• [EXERCISE AIM]: Return all of the data exactly as written, without the pictures.

___ RECORDS FOR THIS TASK ___

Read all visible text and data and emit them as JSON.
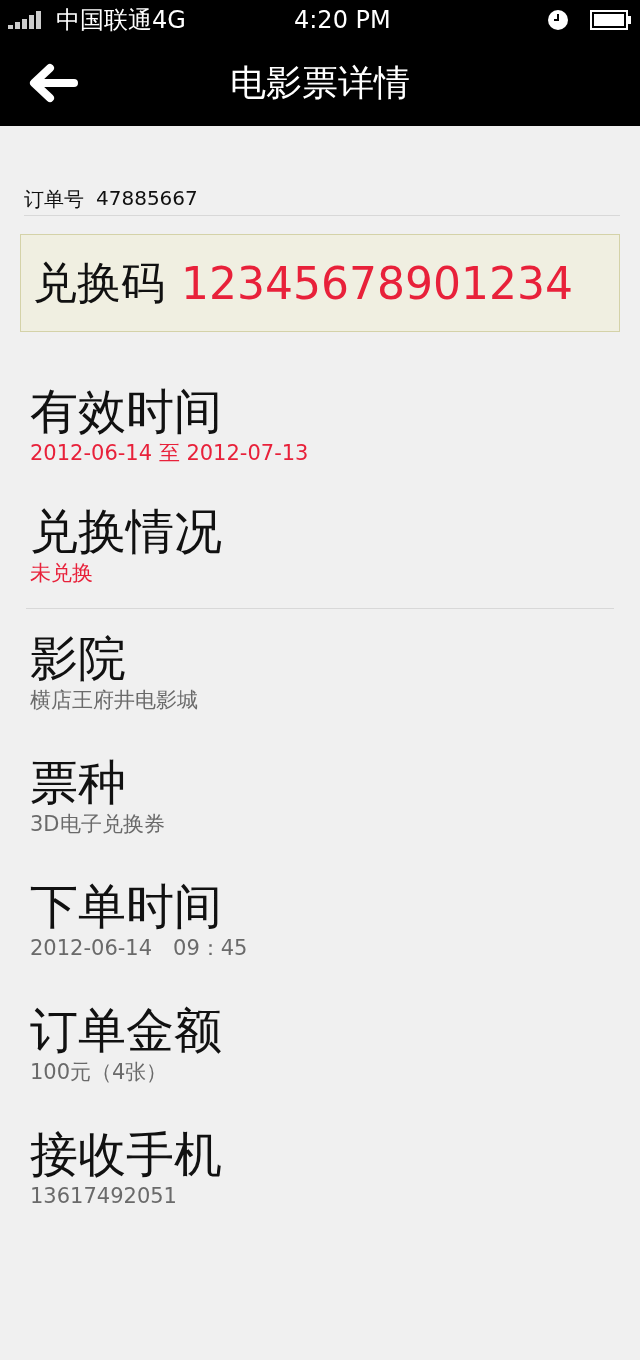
{
  "status_bar": {
    "carrier": "中国联通4G",
    "time": "4:20 PM"
  },
  "nav": {
    "title": "电影票详情"
  },
  "order": {
    "label": "订单号",
    "value": "47885667"
  },
  "code": {
    "label": "兑换码",
    "value": "12345678901234"
  },
  "status_items": [
    {
      "label": "有效时间",
      "value": "2012-06-14 至 2012-07-13",
      "color": "#e8213a"
    },
    {
      "label": "兑换情况",
      "value": "未兑换",
      "color": "#e8213a"
    }
  ],
  "detail_items": [
    {
      "label": "影院",
      "value": "横店王府井电影城",
      "color": "#6a6a6a"
    },
    {
      "label": "票种",
      "value": "3D电子兑换券",
      "color": "#6a6a6a"
    },
    {
      "label": "下单时间",
      "value": "2012-06-14　09：45",
      "color": "#6a6a6a"
    },
    {
      "label": "订单金额",
      "value": "100元（4张）",
      "color": "#6a6a6a"
    },
    {
      "label": "接收手机",
      "value": "13617492051",
      "color": "#6a6a6a"
    }
  ]
}
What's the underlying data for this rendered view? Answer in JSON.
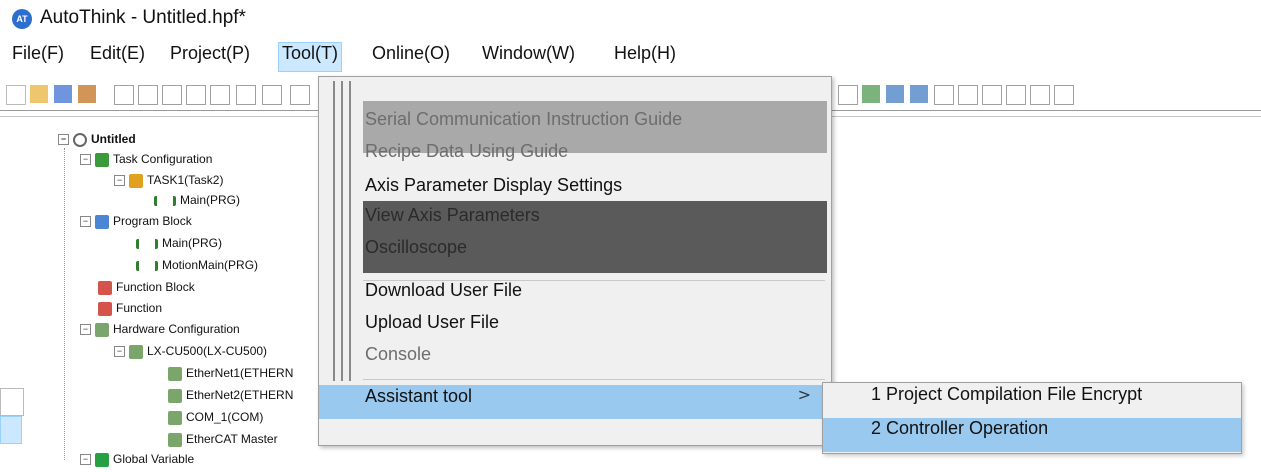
{
  "window": {
    "title": "AutoThink - Untitled.hpf*",
    "logo_text": "AT"
  },
  "menubar": {
    "items": [
      "File(F)",
      "Edit(E)",
      "Project(P)",
      "Tool(T)",
      "Online(O)",
      "Window(W)",
      "Help(H)"
    ],
    "active": "Tool(T)"
  },
  "tree": {
    "root": "Untitled",
    "task_configuration": "Task Configuration",
    "task1": "TASK1(Task2)",
    "task1_main": "Main(PRG)",
    "program_block": "Program Block",
    "program_main": "Main(PRG)",
    "program_motion_main": "MotionMain(PRG)",
    "function_block": "Function Block",
    "function": "Function",
    "hardware_configuration": "Hardware Configuration",
    "lx_cu500": "LX-CU500(LX-CU500)",
    "ethernet1": "EtherNet1(ETHERN",
    "ethernet2": "EtherNet2(ETHERN",
    "com1": "COM_1(COM)",
    "ethercat": "EtherCAT Master",
    "global_variable": "Global Variable"
  },
  "tool_menu": {
    "serial_guide": "Serial Communication Instruction Guide",
    "recipe_guide": "Recipe Data Using Guide",
    "axis_display_settings": "Axis Parameter Display Settings",
    "view_axis_parameters": "View Axis Parameters",
    "oscilloscope": "Oscilloscope",
    "download_user_file": "Download User File",
    "upload_user_file": "Upload User File",
    "console": "Console",
    "assistant_tool": "Assistant tool",
    "submenu_arrow": ">"
  },
  "assistant_submenu": {
    "item1": "1 Project Compilation File Encrypt",
    "item2": "2 Controller Operation"
  },
  "colors": {
    "highlight": "#99c9ef",
    "menu_active": "#cce8ff",
    "band_dark": "#5a5a5a",
    "band_light": "#a9a9a9"
  }
}
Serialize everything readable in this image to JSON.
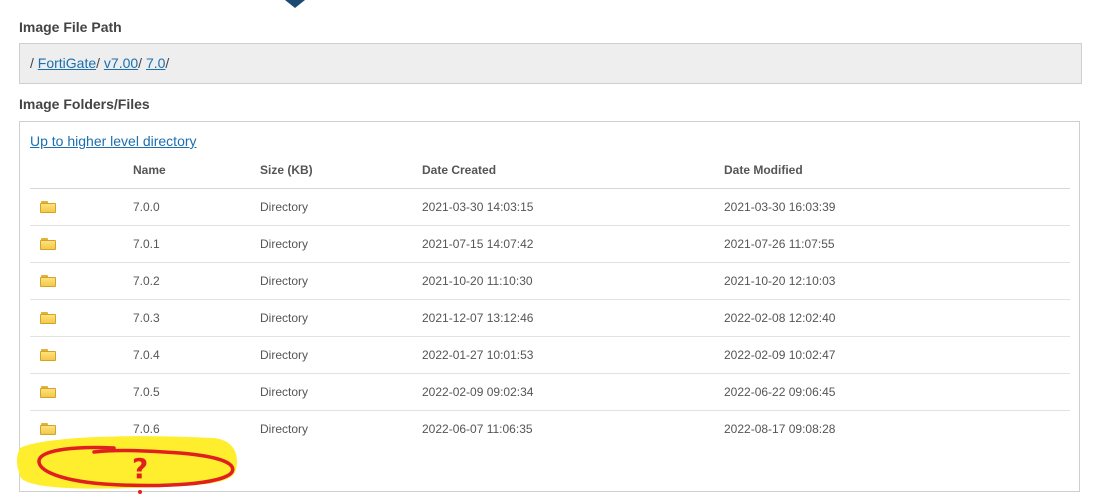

___

• [COMPLETE ANSWER]:
Read all visible text and data and emit them as JSON.
{
  "status_bar": {
    "carrier": "中国联通4G",
    "time": "4:20 PM"
  },
  "nav": {
    "title": "电影票详情"
  },
  "order": {
    "label": "订单号",
    "value": "47885667"
  },
  "code": {
    "label": "兑换码",
    "value": "12345678901234"
  },
  "status_items": [
    {
      "label": "有效时间",
      "value": "2012-06-14 至 2012-07-13",
      "color": "#e8213a"
    },
    {
      "label": "兑换情况",
      "value": "未兑换",
      "color": "#e8213a"
    }
  ],
  "detail_items": [
    {
      "label": "影院",
      "value": "横店王府井电影城",
      "color": "#6a6a6a"
    },
    {
      "label": "票种",
      "value": "3D电子兑换券",
      "color": "#6a6a6a"
    },
    {
      "label": "下单时间",
      "value": "2012-06-14　09：45",
      "color": "#6a6a6a"
    },
    {
      "label": "订单金额",
      "value": "100元（4张）",
      "color": "#6a6a6a"
    },
    {
      "label": "接收手机",
      "value": "13617492051",
      "color": "#6a6a6a"
    }
  ]
}
What's the underlying data for this rendered view? Answer in JSON.
{
  "window": {
    "title": "AutoThink - Untitled.hpf*",
    "logo_text": "AT"
  },
  "menubar": {
    "items": [
      "File(F)",
      "Edit(E)",
      "Project(P)",
      "Tool(T)",
      "Online(O)",
      "Window(W)",
      "Help(H)"
    ],
    "active": "Tool(T)"
  },
  "tree": {
    "root": "Untitled",
    "task_configuration": "Task Configuration",
    "task1": "TASK1(Task2)",
    "task1_main": "Main(PRG)",
    "program_block": "Program Block",
    "program_main": "Main(PRG)",
    "program_motion_main": "MotionMain(PRG)",
    "function_block": "Function Block",
    "function": "Function",
    "hardware_configuration": "Hardware Configuration",
    "lx_cu500": "LX-CU500(LX-CU500)",
    "ethernet1": "EtherNet1(ETHERN",
    "ethernet2": "EtherNet2(ETHERN",
    "com1": "COM_1(COM)",
    "ethercat": "EtherCAT Master",
    "global_variable": "Global Variable"
  },
  "tool_menu": {
    "serial_guide": "Serial Communication Instruction Guide",
    "recipe_guide": "Recipe Data Using Guide",
    "axis_display_settings": "Axis Parameter Display Settings",
    "view_axis_parameters": "View Axis Parameters",
    "oscilloscope": "Oscilloscope",
    "download_user_file": "Download User File",
    "upload_user_file": "Upload User File",
    "console": "Console",
    "assistant_tool": "Assistant tool",
    "submenu_arrow": ">"
  },
  "assistant_submenu": {
    "item1": "1 Project Compilation File Encrypt",
    "item2": "2 Controller Operation"
  },
  "colors": {
    "highlight": "#99c9ef",
    "menu_active": "#cce8ff",
    "band_dark": "#5a5a5a",
    "band_light": "#a9a9a9"
  }
}
Serialize everything readable in this image to JSON.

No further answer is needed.